[Stored entries]
◇ ◇ ◇

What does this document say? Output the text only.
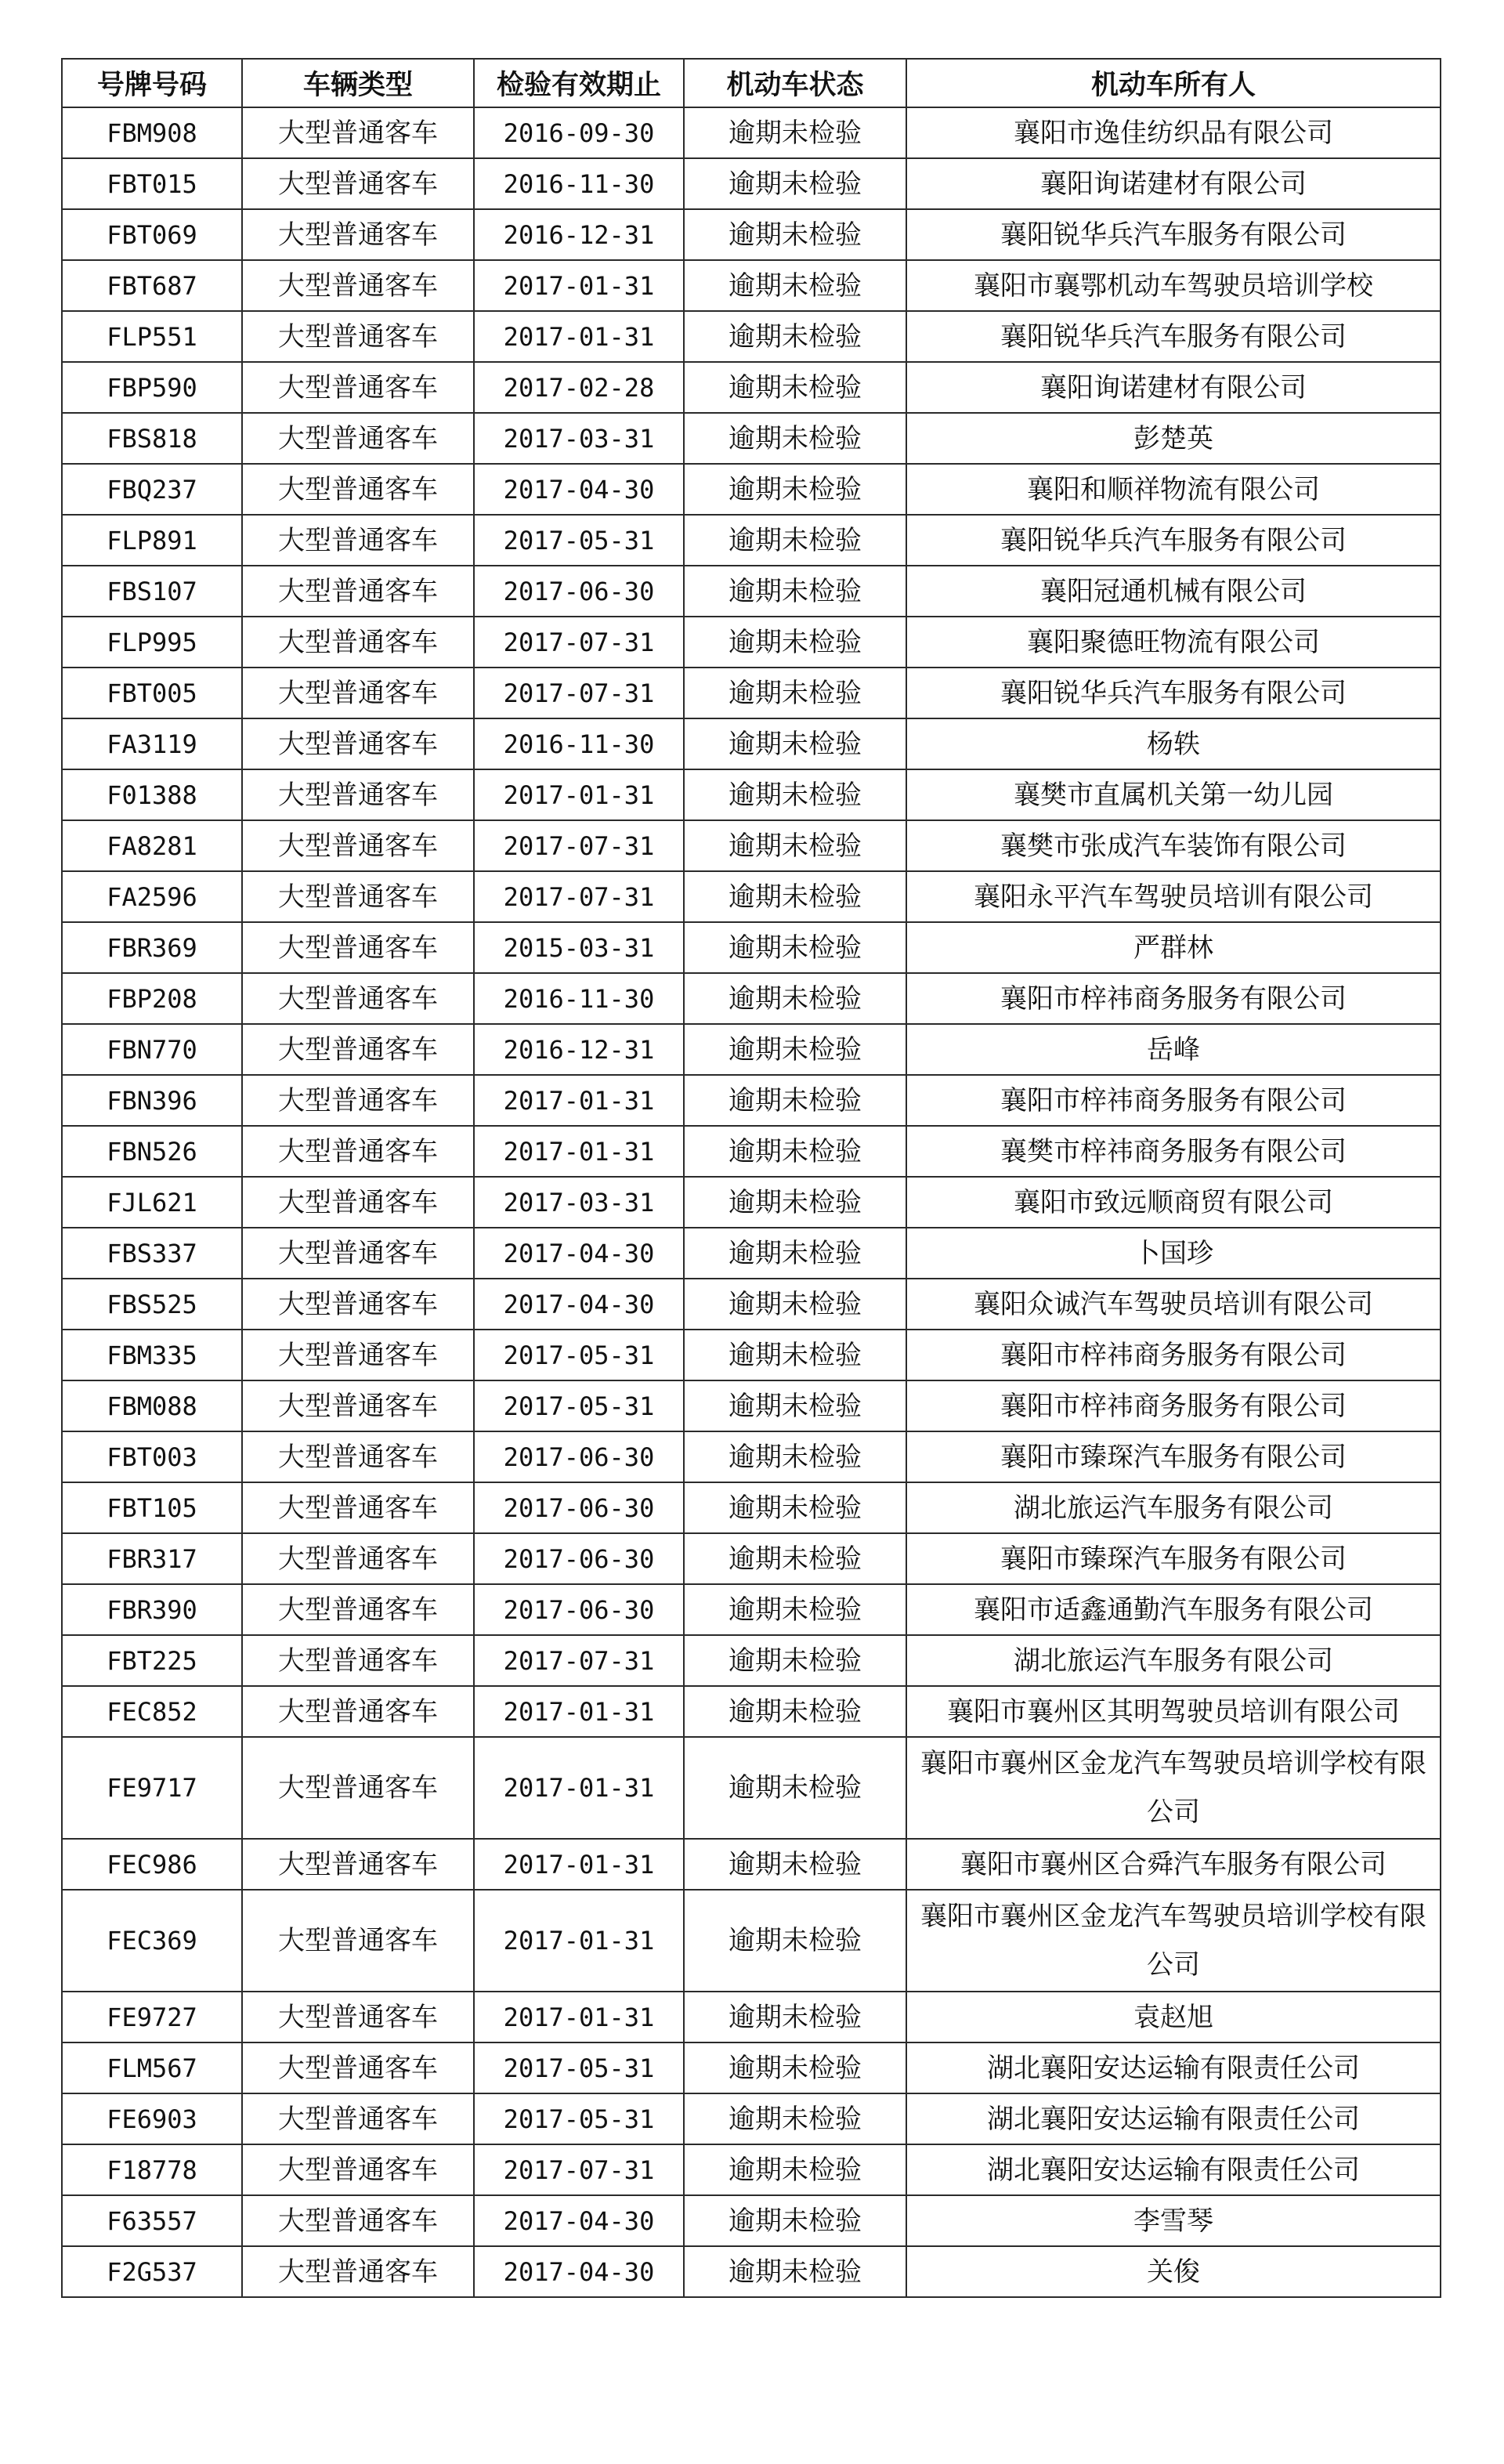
号牌号码	车辆类型	检验有效期止	机动车状态	机动车所有人
FBM908	大型普通客车	2016-09-30	逾期未检验	襄阳市逸佳纺织品有限公司
FBT015	大型普通客车	2016-11-30	逾期未检验	襄阳询诺建材有限公司
FBT069	大型普通客车	2016-12-31	逾期未检验	襄阳锐华兵汽车服务有限公司
FBT687	大型普通客车	2017-01-31	逾期未检验	襄阳市襄鄂机动车驾驶员培训学校
FLP551	大型普通客车	2017-01-31	逾期未检验	襄阳锐华兵汽车服务有限公司
FBP590	大型普通客车	2017-02-28	逾期未检验	襄阳询诺建材有限公司
FBS818	大型普通客车	2017-03-31	逾期未检验	彭楚英
FBQ237	大型普通客车	2017-04-30	逾期未检验	襄阳和顺祥物流有限公司
FLP891	大型普通客车	2017-05-31	逾期未检验	襄阳锐华兵汽车服务有限公司
FBS107	大型普通客车	2017-06-30	逾期未检验	襄阳冠通机械有限公司
FLP995	大型普通客车	2017-07-31	逾期未检验	襄阳聚德旺物流有限公司
FBT005	大型普通客车	2017-07-31	逾期未检验	襄阳锐华兵汽车服务有限公司
FA3119	大型普通客车	2016-11-30	逾期未检验	杨轶
F01388	大型普通客车	2017-01-31	逾期未检验	襄樊市直属机关第一幼儿园
FA8281	大型普通客车	2017-07-31	逾期未检验	襄樊市张成汽车装饰有限公司
FA2596	大型普通客车	2017-07-31	逾期未检验	襄阳永平汽车驾驶员培训有限公司
FBR369	大型普通客车	2015-03-31	逾期未检验	严群林
FBP208	大型普通客车	2016-11-30	逾期未检验	襄阳市梓祎商务服务有限公司
FBN770	大型普通客车	2016-12-31	逾期未检验	岳峰
FBN396	大型普通客车	2017-01-31	逾期未检验	襄阳市梓祎商务服务有限公司
FBN526	大型普通客车	2017-01-31	逾期未检验	襄樊市梓祎商务服务有限公司
FJL621	大型普通客车	2017-03-31	逾期未检验	襄阳市致远顺商贸有限公司
FBS337	大型普通客车	2017-04-30	逾期未检验	卜国珍
FBS525	大型普通客车	2017-04-30	逾期未检验	襄阳众诚汽车驾驶员培训有限公司
FBM335	大型普通客车	2017-05-31	逾期未检验	襄阳市梓祎商务服务有限公司
FBM088	大型普通客车	2017-05-31	逾期未检验	襄阳市梓祎商务服务有限公司
FBT003	大型普通客车	2017-06-30	逾期未检验	襄阳市臻琛汽车服务有限公司
FBT105	大型普通客车	2017-06-30	逾期未检验	湖北旅运汽车服务有限公司
FBR317	大型普通客车	2017-06-30	逾期未检验	襄阳市臻琛汽车服务有限公司
FBR390	大型普通客车	2017-06-30	逾期未检验	襄阳市适鑫通勤汽车服务有限公司
FBT225	大型普通客车	2017-07-31	逾期未检验	湖北旅运汽车服务有限公司
FEC852	大型普通客车	2017-01-31	逾期未检验	襄阳市襄州区其明驾驶员培训有限公司
FE9717	大型普通客车	2017-01-31	逾期未检验	襄阳市襄州区金龙汽车驾驶员培训学校有限公司
FEC986	大型普通客车	2017-01-31	逾期未检验	襄阳市襄州区合舜汽车服务有限公司
FEC369	大型普通客车	2017-01-31	逾期未检验	襄阳市襄州区金龙汽车驾驶员培训学校有限公司
FE9727	大型普通客车	2017-01-31	逾期未检验	袁赵旭
FLM567	大型普通客车	2017-05-31	逾期未检验	湖北襄阳安达运输有限责任公司
FE6903	大型普通客车	2017-05-31	逾期未检验	湖北襄阳安达运输有限责任公司
F18778	大型普通客车	2017-07-31	逾期未检验	湖北襄阳安达运输有限责任公司
F63557	大型普通客车	2017-04-30	逾期未检验	李雪琴
F2G537	大型普通客车	2017-04-30	逾期未检验	关俊
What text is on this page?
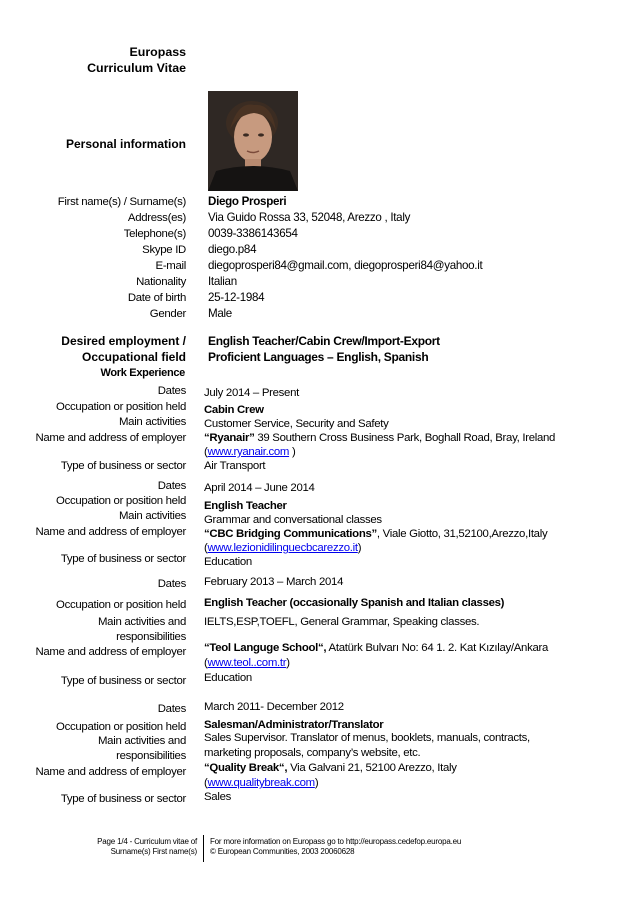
Europass
Curriculum Vitae
Personal information
First name(s) / Surname(s) Diego Prosperi
Address(es) Via Guido Rossa 33, 52048, Arezzo , Italy
Telephone(s) 0039-3386143654
Skype ID diego.p84
E-mail diegoprosperi84@gmail.com, diegoprosperi84@yahoo.it
Nationality Italian
Date of birth 25-12-1984
Gender Male
Desired employment /
Occupational field
English Teacher/Cabin Crew/Import-Export
Proficient Languages – English, Spanish
Work Experience
Dates July 2014 – Present
Occupation or position held Cabin Crew
Main activities Customer Service, Security and Safety
Name and address of employer “Ryanair” 39 Southern Cross Business Park, Boghall Road, Bray, Ireland
(www.ryanair.com )
Type of business or sector Air Transport
Dates April 2014 – June 2014
Occupation or position held English Teacher
Main activities Grammar and conversational classes
Name and address of employer “CBC Bridging Communications”, Viale Giotto, 31,52100,Arezzo,Italy
(www.lezionidilinguecbcarezzo.it)
Type of business or sector Education
Dates February 2013 – March 2014
Occupation or position held English Teacher (occasionally Spanish and Italian classes)
Main activities and IELTS,ESP,TOEFL, General Grammar, Speaking classes.
responsibilities
Name and address of employer “Teol Languge School“, Atatürk Bulvarı No: 64 1. 2. Kat Kızılay/Ankara
(www.teol..com.tr)
Type of business or sector Education
Dates March 2011- December 2012
Occupation or position held Salesman/Administrator/Translator
Main activities and Sales Supervisor. Translator of menus, booklets, manuals, contracts,
responsibilities marketing proposals, company’s website, etc.
Name and address of employer “Quality Break“, Via Galvani 21, 52100 Arezzo, Italy
(www.qualitybreak.com)
Type of business or sector Sales
Page 1/4 - Curriculum vitae of
Surname(s) First name(s)
For more information on Europass go to http://europass.cedefop.europa.eu
© European Communities, 2003 20060628
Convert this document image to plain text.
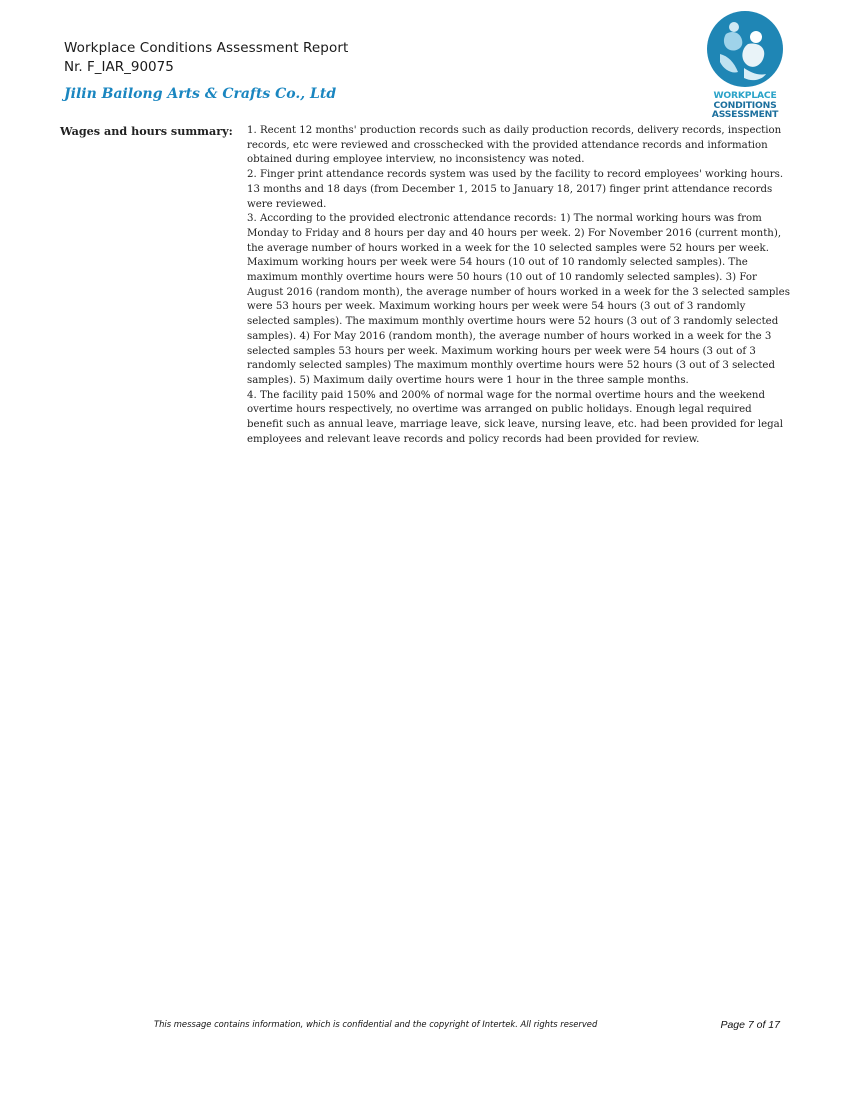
Workplace Conditions Assessment Report
Nr. F_IAR_90075
Jilin Bailong Arts & Crafts Co., Ltd	WORKPLACE
CONDITIONS
ASSESSMENT
Wages and hours summary: 1. Recent 12 months' production records such as daily production records, delivery records, inspection records, etc were reviewed and crosschecked with the provided attendance records and information obtained during employee interview, no inconsistency was noted.

2. Finger print attendance records system was used by the facility to record employees' working hours. 13 months and 18 days (from December 1, 2015 to January 18, 2017) finger print attendance records were reviewed.

3. According to the provided electronic attendance records: 1) The normal working hours was from Monday to Friday and 8 hours per day and 40 hours per week. 2) For November 2016 (current month), the average number of hours worked in a week for the 10 selected samples were 52 hours per week. Maximum working hours per week were 54 hours (10 out of 10 randomly selected samples). The maximum monthly overtime hours were 50 hours (10 out of 10 randomly selected samples). 3) For August 2016 (random month), the average number of hours worked in a week for the 3 selected samples were 53 hours per week. Maximum working hours per week were 54 hours (3 out of 3 randomly selected samples). The maximum monthly overtime hours were 52 hours (3 out of 3 randomly selected samples). 4) For May 2016 (random month), the average number of hours worked in a week for the 3 selected samples 53 hours per week. Maximum working hours per week were 54 hours (3 out of 3 randomly selected samples) The maximum monthly overtime hours were 52 hours (3 out of 3 selected samples). 5) Maximum daily overtime hours were 1 hour in the three sample months.

4. The facility paid 150% and 200% of normal wage for the normal overtime hours and the weekend overtime hours respectively, no overtime was arranged on public holidays. Enough legal required benefit such as annual leave, marriage leave, sick leave, nursing leave, etc. had been provided for legal employees and relevant leave records and policy records had been provided for review.

This message contains information, which is confidential and the copyright of Intertek. All rights reserved	Page 7 of 17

◇ ◇ ◇

What this task involves:
Without including the pictures, return each record above exactly as it stands.

The completed task:
What does this document say? Output the text only.
号牌号码	车辆类型	检验有效期止	机动车状态	机动车所有人
FBM908	大型普通客车	2016-09-30	逾期未检验	襄阳市逸佳纺织品有限公司
FBT015	大型普通客车	2016-11-30	逾期未检验	襄阳询诺建材有限公司
FBT069	大型普通客车	2016-12-31	逾期未检验	襄阳锐华兵汽车服务有限公司
FBT687	大型普通客车	2017-01-31	逾期未检验	襄阳市襄鄂机动车驾驶员培训学校
FLP551	大型普通客车	2017-01-31	逾期未检验	襄阳锐华兵汽车服务有限公司
FBP590	大型普通客车	2017-02-28	逾期未检验	襄阳询诺建材有限公司
FBS818	大型普通客车	2017-03-31	逾期未检验	彭楚英
FBQ237	大型普通客车	2017-04-30	逾期未检验	襄阳和顺祥物流有限公司
FLP891	大型普通客车	2017-05-31	逾期未检验	襄阳锐华兵汽车服务有限公司
FBS107	大型普通客车	2017-06-30	逾期未检验	襄阳冠通机械有限公司
FLP995	大型普通客车	2017-07-31	逾期未检验	襄阳聚德旺物流有限公司
FBT005	大型普通客车	2017-07-31	逾期未检验	襄阳锐华兵汽车服务有限公司
FA3119	大型普通客车	2016-11-30	逾期未检验	杨轶
F01388	大型普通客车	2017-01-31	逾期未检验	襄樊市直属机关第一幼儿园
FA8281	大型普通客车	2017-07-31	逾期未检验	襄樊市张成汽车装饰有限公司
FA2596	大型普通客车	2017-07-31	逾期未检验	襄阳永平汽车驾驶员培训有限公司
FBR369	大型普通客车	2015-03-31	逾期未检验	严群林
FBP208	大型普通客车	2016-11-30	逾期未检验	襄阳市梓祎商务服务有限公司
FBN770	大型普通客车	2016-12-31	逾期未检验	岳峰
FBN396	大型普通客车	2017-01-31	逾期未检验	襄阳市梓祎商务服务有限公司
FBN526	大型普通客车	2017-01-31	逾期未检验	襄樊市梓祎商务服务有限公司
FJL621	大型普通客车	2017-03-31	逾期未检验	襄阳市致远顺商贸有限公司
FBS337	大型普通客车	2017-04-30	逾期未检验	卜国珍
FBS525	大型普通客车	2017-04-30	逾期未检验	襄阳众诚汽车驾驶员培训有限公司
FBM335	大型普通客车	2017-05-31	逾期未检验	襄阳市梓祎商务服务有限公司
FBM088	大型普通客车	2017-05-31	逾期未检验	襄阳市梓祎商务服务有限公司
FBT003	大型普通客车	2017-06-30	逾期未检验	襄阳市臻琛汽车服务有限公司
FBT105	大型普通客车	2017-06-30	逾期未检验	湖北旅运汽车服务有限公司
FBR317	大型普通客车	2017-06-30	逾期未检验	襄阳市臻琛汽车服务有限公司
FBR390	大型普通客车	2017-06-30	逾期未检验	襄阳市适鑫通勤汽车服务有限公司
FBT225	大型普通客车	2017-07-31	逾期未检验	湖北旅运汽车服务有限公司
FEC852	大型普通客车	2017-01-31	逾期未检验	襄阳市襄州区其明驾驶员培训有限公司
FE9717	大型普通客车	2017-01-31	逾期未检验	襄阳市襄州区金龙汽车驾驶员培训学校有限公司
FEC986	大型普通客车	2017-01-31	逾期未检验	襄阳市襄州区合舜汽车服务有限公司
FEC369	大型普通客车	2017-01-31	逾期未检验	襄阳市襄州区金龙汽车驾驶员培训学校有限公司
FE9727	大型普通客车	2017-01-31	逾期未检验	袁赵旭
FLM567	大型普通客车	2017-05-31	逾期未检验	湖北襄阳安达运输有限责任公司
FE6903	大型普通客车	2017-05-31	逾期未检验	湖北襄阳安达运输有限责任公司
F18778	大型普通客车	2017-07-31	逾期未检验	湖北襄阳安达运输有限责任公司
F63557	大型普通客车	2017-04-30	逾期未检验	李雪琴
F2G537	大型普通客车	2017-04-30	逾期未检验	关俊
What text is on this page?
Europass
Curriculum Vitae
Personal information
First name(s) / Surname(s) Diego Prosperi
Address(es) Via Guido Rossa 33, 52048, Arezzo , Italy
Telephone(s) 0039-3386143654
Skype ID diego.p84
E-mail diegoprosperi84@gmail.com, diegoprosperi84@yahoo.it
Nationality Italian
Date of birth 25-12-1984
Gender Male
Desired employment /
Occupational field
English Teacher/Cabin Crew/Import-Export
Proficient Languages – English, Spanish
Work Experience
Dates July 2014 – Present
Occupation or position held Cabin Crew
Main activities Customer Service, Security and Safety
Name and address of employer “Ryanair” 39 Southern Cross Business Park, Boghall Road, Bray, Ireland
(www.ryanair.com )
Type of business or sector Air Transport
Dates April 2014 – June 2014
Occupation or position held English Teacher
Main activities Grammar and conversational classes
Name and address of employer “CBC Bridging Communications”, Viale Giotto, 31,52100,Arezzo,Italy
(www.lezionidilinguecbcarezzo.it)
Type of business or sector Education
Dates February 2013 – March 2014
Occupation or position held English Teacher (occasionally Spanish and Italian classes)
Main activities and IELTS,ESP,TOEFL, General Grammar, Speaking classes.
responsibilities
Name and address of employer “Teol Languge School“, Atatürk Bulvarı No: 64 1. 2. Kat Kızılay/Ankara
(www.teol..com.tr)
Type of business or sector Education
Dates March 2011- December 2012
Occupation or position held Salesman/Administrator/Translator
Main activities and Sales Supervisor. Translator of menus, booklets, manuals, contracts,
responsibilities marketing proposals, company’s website, etc.
Name and address of employer “Quality Break“, Via Galvani 21, 52100 Arezzo, Italy
(www.qualitybreak.com)
Type of business or sector Sales
Page 1/4 - Curriculum vitae of
Surname(s) First name(s)
For more information on Europass go to http://europass.cedefop.europa.eu
© European Communities, 2003 20060628
Convert this document image to plain text.
Workplace Conditions Assessment Report
Nr. F_IAR_90075
Jilin Bailong Arts & Crafts Co., Ltd	WORKPLACE
CONDITIONS
ASSESSMENT
Wages and hours summary: 1. Recent 12 months' production records such as daily production records, delivery records, inspection records, etc were reviewed and crosschecked with the provided attendance records and information obtained during employee interview, no inconsistency was noted.

2. Finger print attendance records system was used by the facility to record employees' working hours. 13 months and 18 days (from December 1, 2015 to January 18, 2017) finger print attendance records were reviewed.

3. According to the provided electronic attendance records: 1) The normal working hours was from Monday to Friday and 8 hours per day and 40 hours per week. 2) For November 2016 (current month), the average number of hours worked in a week for the 10 selected samples were 52 hours per week. Maximum working hours per week were 54 hours (10 out of 10 randomly selected samples). The maximum monthly overtime hours were 50 hours (10 out of 10 randomly selected samples). 3) For August 2016 (random month), the average number of hours worked in a week for the 3 selected samples were 53 hours per week. Maximum working hours per week were 54 hours (3 out of 3 randomly selected samples). The maximum monthly overtime hours were 52 hours (3 out of 3 randomly selected samples). 4) For May 2016 (random month), the average number of hours worked in a week for the 3 selected samples 53 hours per week. Maximum working hours per week were 54 hours (3 out of 3 randomly selected samples) The maximum monthly overtime hours were 52 hours (3 out of 3 selected samples). 5) Maximum daily overtime hours were 1 hour in the three sample months.

4. The facility paid 150% and 200% of normal wage for the normal overtime hours and the weekend overtime hours respectively, no overtime was arranged on public holidays. Enough legal required benefit such as annual leave, marriage leave, sick leave, nursing leave, etc. had been provided for legal employees and relevant leave records and policy records had been provided for review.

This message contains information, which is confidential and the copyright of Intertek. All rights reserved	Page 7 of 17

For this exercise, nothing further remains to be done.